***** DATA ROWS *****

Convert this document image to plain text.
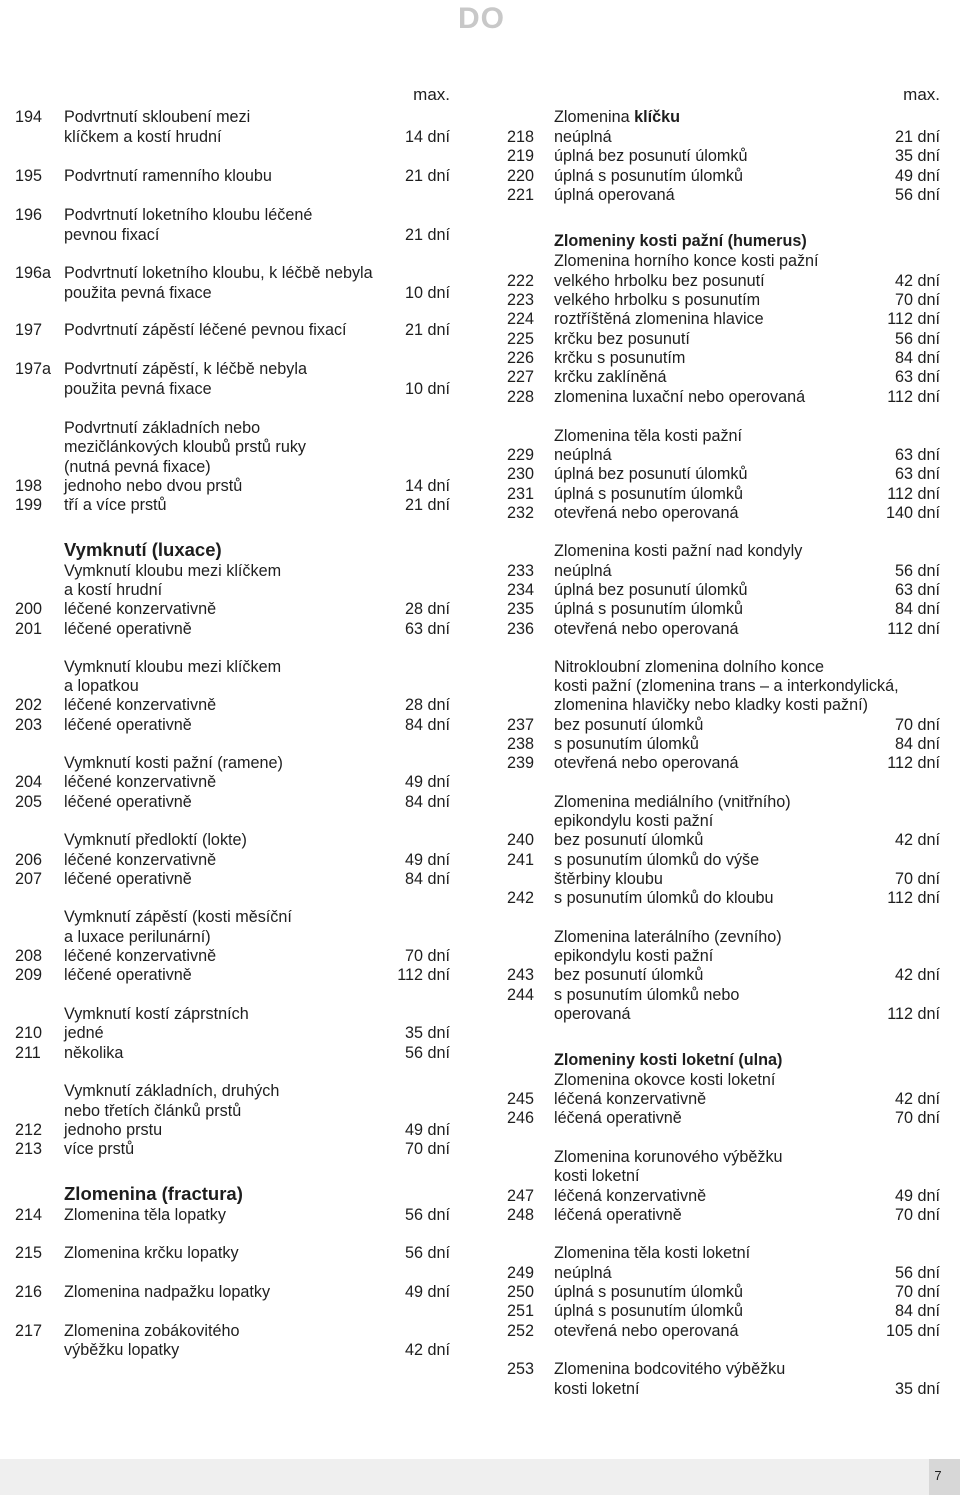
DO
max.
194 Podvrtnutí skloubení mezi
klíčkem a kostí hrudní	14 dní
195 Podvrtnutí ramenního kloubu	21 dní
196 Podvrtnutí loketního kloubu léčené
pevnou fixací	21 dní
196a Podvrtnutí loketního kloubu, k léčbě nebyla
použita pevná fixace	10 dní
197 Podvrtnutí zápěstí léčené pevnou fixací	21 dní
197a Podvrtnutí zápěstí, k léčbě nebyla
použita pevná fixace	10 dní
Podvrtnutí základních nebo
mezičlánkových kloubů prstů ruky
(nutná pevná fixace)
198 jednoho nebo dvou prstů	14 dní
199 tří a více prstů	21 dní
Vymknutí (luxace)
Vymknutí kloubu mezi klíčkem
a kostí hrudní
200 léčené konzervativně	28 dní
201 léčené operativně	63 dní
Vymknutí kloubu mezi klíčkem
a lopatkou
202 léčené konzervativně	28 dní
203 léčené operativně	84 dní
Vymknutí kosti pažní (ramene)
204 léčené konzervativně	49 dní
205 léčené operativně	84 dní
Vymknutí předloktí (lokte)
206 léčené konzervativně	49 dní
207 léčené operativně	84 dní
Vymknutí zápěstí (kosti měsíční
a luxace perilunární)
208 léčené konzervativně	70 dní
209 léčené operativně	112 dní
Vymknutí kostí záprstních
210 jedné	35 dní
211 několika	56 dní
Vymknutí základních, druhých
nebo třetích článků prstů
212 jednoho prstu	49 dní
213 více prstů	70 dní
Zlomenina (fractura)
214 Zlomenina těla lopatky	56 dní
215 Zlomenina krčku lopatky	56 dní
216 Zlomenina nadpažku lopatky	49 dní
217 Zlomenina zobákovitého
výběžku lopatky	42 dní
max.
Zlomenina klíčku
218 neúplná	21 dní
219 úplná bez posunutí úlomků	35 dní
220 úplná s posunutím úlomků	49 dní
221 úplná operovaná	56 dní
Zlomeniny kosti pažní (humerus)
Zlomenina horního konce kosti pažní
222 velkého hrbolku bez posunutí	42 dní
223 velkého hrbolku s posunutím	70 dní
224 roztříštěná zlomenina hlavice	112 dní
225 krčku bez posunutí	56 dní
226 krčku s posunutím	84 dní
227 krčku zaklíněná	63 dní
228 zlomenina luxační nebo operovaná	112 dní
Zlomenina těla kosti pažní
229 neúplná	63 dní
230 úplná bez posunutí úlomků	63 dní
231 úplná s posunutím úlomků	112 dní
232 otevřená nebo operovaná	140 dní
Zlomenina kosti pažní nad kondyly
233 neúplná	56 dní
234 úplná bez posunutí úlomků	63 dní
235 úplná s posunutím úlomků	84 dní
236 otevřená nebo operovaná	112 dní
Nitrokloubní zlomenina dolního konce
kosti pažní (zlomenina trans – a interkondylická,
zlomenina hlavičky nebo kladky kosti pažní)
237 bez posunutí úlomků	70 dní
238 s posunutím úlomků	84 dní
239 otevřená nebo operovaná	112 dní
Zlomenina mediálního (vnitřního)
epikondylu kosti pažní
240 bez posunutí úlomků	42 dní
241 s posunutím úlomků do výše
štěrbiny kloubu	70 dní
242 s posunutím úlomků do kloubu	112 dní
Zlomenina laterálního (zevního)
epikondylu kosti pažní
243 bez posunutí úlomků	42 dní
244 s posunutím úlomků nebo
operovaná	112 dní
Zlomeniny kosti loketní (ulna)
Zlomenina okovce kosti loketní
245 léčená konzervativně	42 dní
246 léčená operativně	70 dní
Zlomenina korunového výběžku
kosti loketní
247 léčená konzervativně	49 dní
248 léčená operativně	70 dní
Zlomenina těla kosti loketní
249 neúplná	56 dní
250 úplná s posunutím úlomků	70 dní
251 úplná s posunutím úlomků	84 dní
252 otevřená nebo operovaná	105 dní
253 Zlomenina bodcovitého výběžku
kosti loketní	35 dní
7
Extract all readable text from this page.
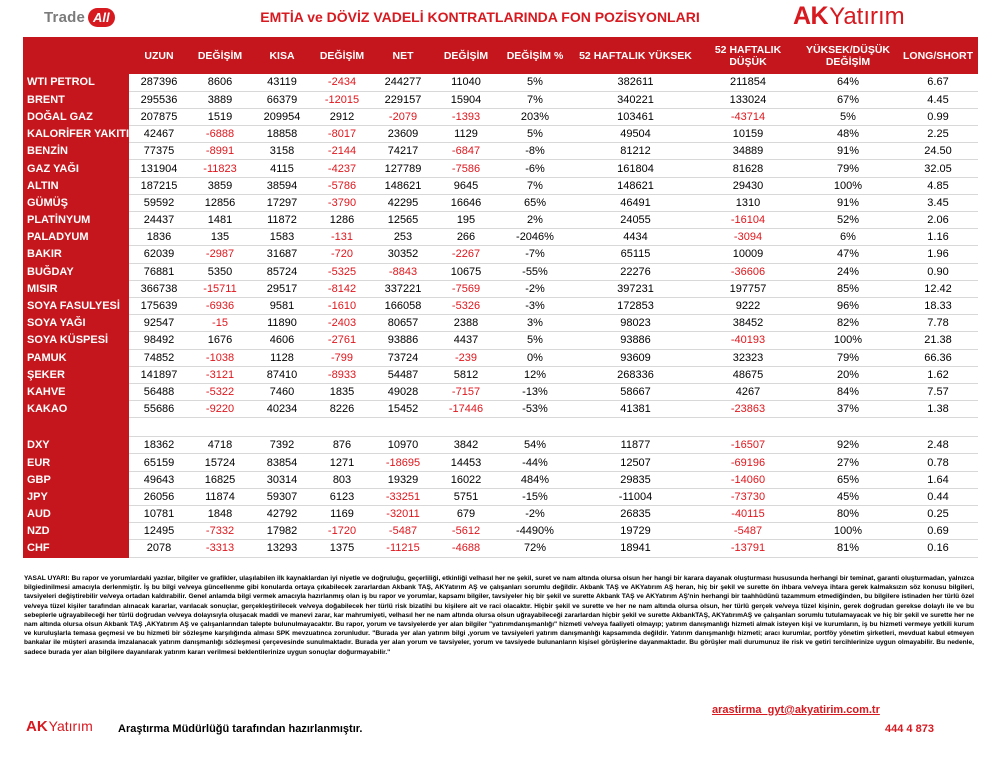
Trade All	EMTİA ve DÖVİZ VADELİ KONTRATLARINDA FON POZİSYONLARI	AK Yatırım
	UZUN	DEĞİŞİM	KISA	DEĞİŞİM	NET	DEĞİŞİM	DEĞİŞİM %	52 HAFTALIK YÜKSEK	52 HAFTALIK DÜŞÜK	YÜKSEK/DÜŞÜK DEĞİŞİM	LONG/SHORT
WTI PETROL	287396	8606	43119	-2434	244277	11040	5%	382611	211854	64%	6.67
BRENT	295536	3889	66379	-12015	229157	15904	7%	340221	133024	67%	4.45
DOĞAL GAZ	207875	1519	209954	2912	-2079	-1393	203%	103461	-43714	5%	0.99
KALORİFER YAKITI	42467	-6888	18858	-8017	23609	1129	5%	49504	10159	48%	2.25
BENZİN	77375	-8991	3158	-2144	74217	-6847	-8%	81212	34889	91%	24.50
GAZ YAĞI	131904	-11823	4115	-4237	127789	-7586	-6%	161804	81628	79%	32.05
ALTIN	187215	3859	38594	-5786	148621	9645	7%	148621	29430	100%	4.85
GÜMÜŞ	59592	12856	17297	-3790	42295	16646	65%	46491	1310	91%	3.45
PLATİNYUM	24437	1481	11872	1286	12565	195	2%	24055	-16104	52%	2.06
PALADYUM	1836	135	1583	-131	253	266	-2046%	4434	-3094	6%	1.16
BAKIR	62039	-2987	31687	-720	30352	-2267	-7%	65115	10009	47%	1.96
BUĞDAY	76881	5350	85724	-5325	-8843	10675	-55%	22276	-36606	24%	0.90
MISIR	366738	-15711	29517	-8142	337221	-7569	-2%	397231	197757	85%	12.42
SOYA FASULYESİ	175639	-6936	9581	-1610	166058	-5326	-3%	172853	9222	96%	18.33
SOYA YAĞI	92547	-15	11890	-2403	80657	2388	3%	98023	38452	82%	7.78
SOYA KÜSPESİ	98492	1676	4606	-2761	93886	4437	5%	93886	-40193	100%	21.38
PAMUK	74852	-1038	1128	-799	73724	-239	0%	93609	32323	79%	66.36
ŞEKER	141897	-3121	87410	-8933	54487	5812	12%	268336	48675	20%	1.62
KAHVE	56488	-5322	7460	1835	49028	-7157	-13%	58667	4267	84%	7.57
KAKAO	55686	-9220	40234	8226	15452	-17446	-53%	41381	-23863	37%	1.38

DXY	18362	4718	7392	876	10970	3842	54%	11877	-16507	92%	2.48
EUR	65159	15724	83854	1271	-18695	14453	-44%	12507	-69196	27%	0.78
GBP	49643	16825	30314	803	19329	16022	484%	29835	-14060	65%	1.64
JPY	26056	11874	59307	6123	-33251	5751	-15%	-11004	-73730	45%	0.44
AUD	10781	1848	42792	1169	-32011	679	-2%	26835	-40115	80%	0.25
NZD	12495	-7332	17982	-1720	-5487	-5612	-4490%	19729	-5487	100%	0.69
CHF	2078	-3313	13293	1375	-11215	-4688	72%	18941	-13791	81%	0.16
YASAL UYARI: Bu rapor ve yorumlardaki yazılar, bilgiler ve grafikler, ulaşılabilen ilk kaynaklardan iyi niyetle ve doğruluğu, geçerliliği, etkinliği velhasıl her ne şekil, suret ve nam altında olursa olsun her hangi bir karara dayanak oluşturması hususunda herhangi bir teminat, garanti oluşturmadan, yalnızca bilgiedinilmesi amacıyla derlenmiştir. İş bu bilgi ve/veya güncellenme gibi konularda ortaya çıkabilecek zararlardan Akbank TAŞ, AKYatırım AŞ ve çalışanları sorumlu değildir. Akbank TAŞ ve AKYatırım AŞ heran, hiç bir şekil ve surette ön ihbara ve/veya ihtara gerek kalmaksızın söz konusu bilgileri, tavsiyeleri değiştirebilir ve/veya ortadan kaldırabilir. Genel anlamda bilgi vermek amacıyla hazırlanmış olan iş bu rapor ve yorumlar, kapsamı bilgiler, tavsiyeler hiç bir şekil ve surette Akbank TAŞ ve AKYatırım AŞ'nin herhangi bir taahhüdünü tazammum etmediğinden, bu bilgilere istinaden her türlü özel ve/veya tüzel kişiler tarafından alınacak kararlar, varılacak sonuçlar, gerçekleştirilecek ve/veya doğabilecek her türlü risk bizatihi bu kişilere ait ve raci olacaktır. Hiçbir şekil ve surette ve her ne nam altında olursa olsun, her türlü gerçek ve/veya tüzel kişinin, gerek doğrudan gerekse dolaylı ile ve bu sebeplerle uğrayabileceği her türlü doğrudan ve/veya dolayısıyla oluşacak maddi ve manevi zarar, kar mahrumiyeti, velhasıl her ne nam altında olursa olsun uğrayabileceği zararlardan hiçbir şekil ve surette AkbankTAŞ, AKYatırımAŞ ve çalışanları sorumlu tutulamayacak ve hiç bir şekil ve surette her ne nam altında olursa olsun Akbank TAŞ ,AKYatırım AŞ ve çalışanlarından talepte bulunulmayacaktır. Bu rapor, yorum ve tavsiyelerde yer alan bilgiler "yatırımdanışmanlığı" hizmeti ve/veya faaliyeti olmayıp; yatırım danışmanlığı hizmeti almak isteyen kişi ve kurumların, iş bu hizmeti vermeye yetkili kurum ve kuruluşlarla temasa geçmesi ve bu hizmeti bir sözleşme karşılığında alması SPK mevzuatınca zorunludur. "Burada yer alan yatırım bilgi ,yorum ve tavsiyeleri yatırım danışmanlığı kapsamında değildir. Yatırım danışmanlığı hizmeti; aracı kurumlar, portföy yönetim şirketleri, mevduat kabul etmeyen bankalar ile müşteri arasında imzalanacak yatırım danışmanlığı sözleşmesi çerçevesinde sunulmaktadır. Burada yer alan yorum ve tavsiyeler, yorum ve tavsiyede bulunanların kişisel görüşlerine dayanmaktadır. Bu görüşler mali durumunuz ile risk ve getiri tercihlerinize uygun olmayabilir. Bu nedenle, sadece burada yer alan bilgilere dayanılarak yatırım kararı verilmesi beklentilerinize uygun sonuçlar doğurmayabilir."
arastirma_gyt@akyatirim.com.tr
AK Yatırım Araştırma Müdürlüğü tarafından hazırlanmıştır.	444 4 873
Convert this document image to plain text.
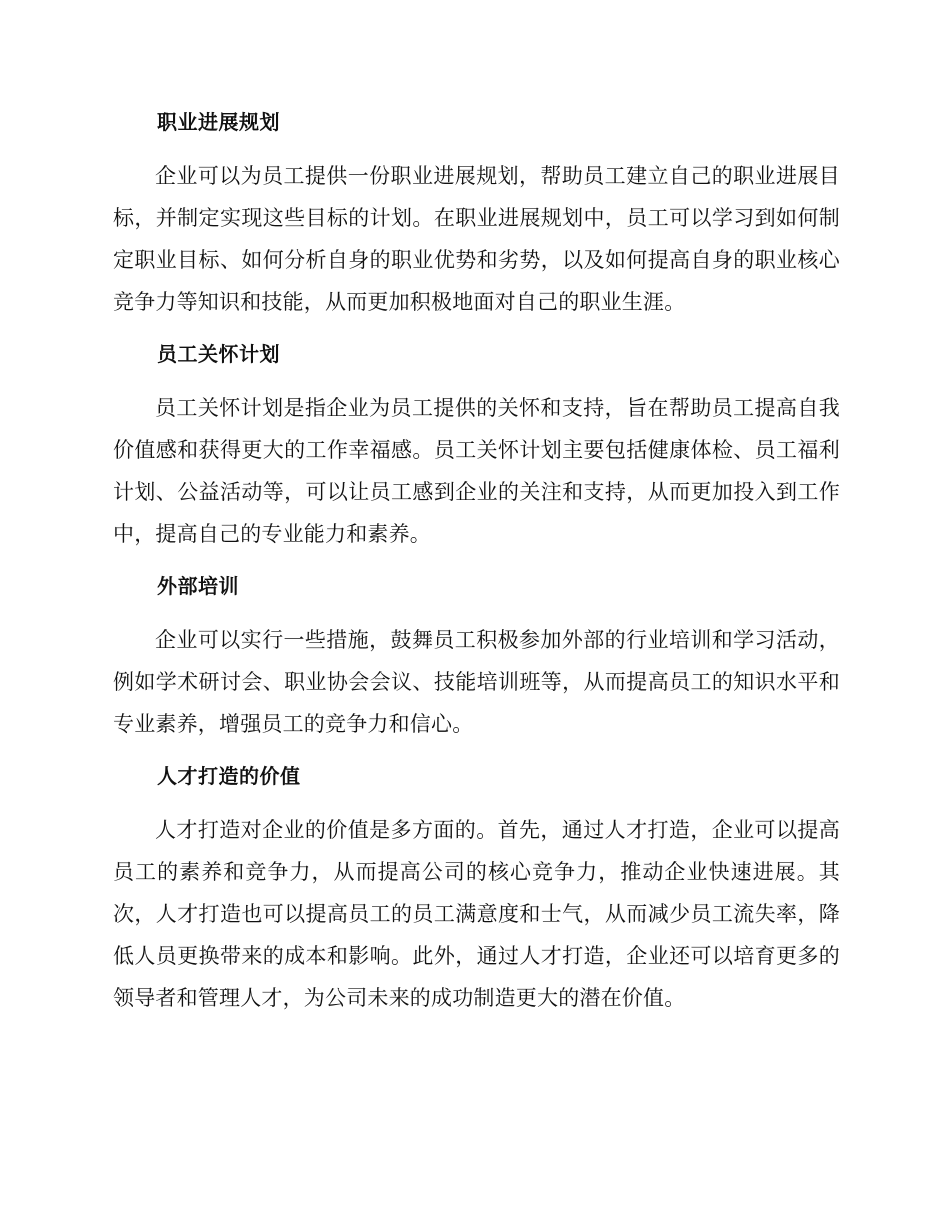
职业进展规划

企业可以为员工提供一份职业进展规划，帮助员工建立自己的职业进展目标，并制定实现这些目标的计划。在职业进展规划中，员工可以学习到如何制定职业目标、如何分析自身的职业优势和劣势，以及如何提高自身的职业核心竞争力等知识和技能，从而更加积极地面对自己的职业生涯。

员工关怀计划

员工关怀计划是指企业为员工提供的关怀和支持，旨在帮助员工提高自我价值感和获得更大的工作幸福感。员工关怀计划主要包括健康体检、员工福利计划、公益活动等，可以让员工感到企业的关注和支持，从而更加投入到工作中，提高自己的专业能力和素养。

外部培训

企业可以实行一些措施，鼓舞员工积极参加外部的行业培训和学习活动，例如学术研讨会、职业协会会议、技能培训班等，从而提高员工的知识水平和专业素养，增强员工的竞争力和信心。

人才打造的价值

人才打造对企业的价值是多方面的。首先，通过人才打造，企业可以提高员工的素养和竞争力，从而提高公司的核心竞争力，推动企业快速进展。其次，人才打造也可以提高员工的员工满意度和士气，从而减少员工流失率，降低人员更换带来的成本和影响。此外，通过人才打造，企业还可以培育更多的领导者和管理人才，为公司未来的成功制造更大的潜在价值。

*****

### WHAT IS NEEDED
Within the listing above, work out how many lines contain the string "operovaná", and reply with that number only.

### SOLUTION TO THIS TASK
7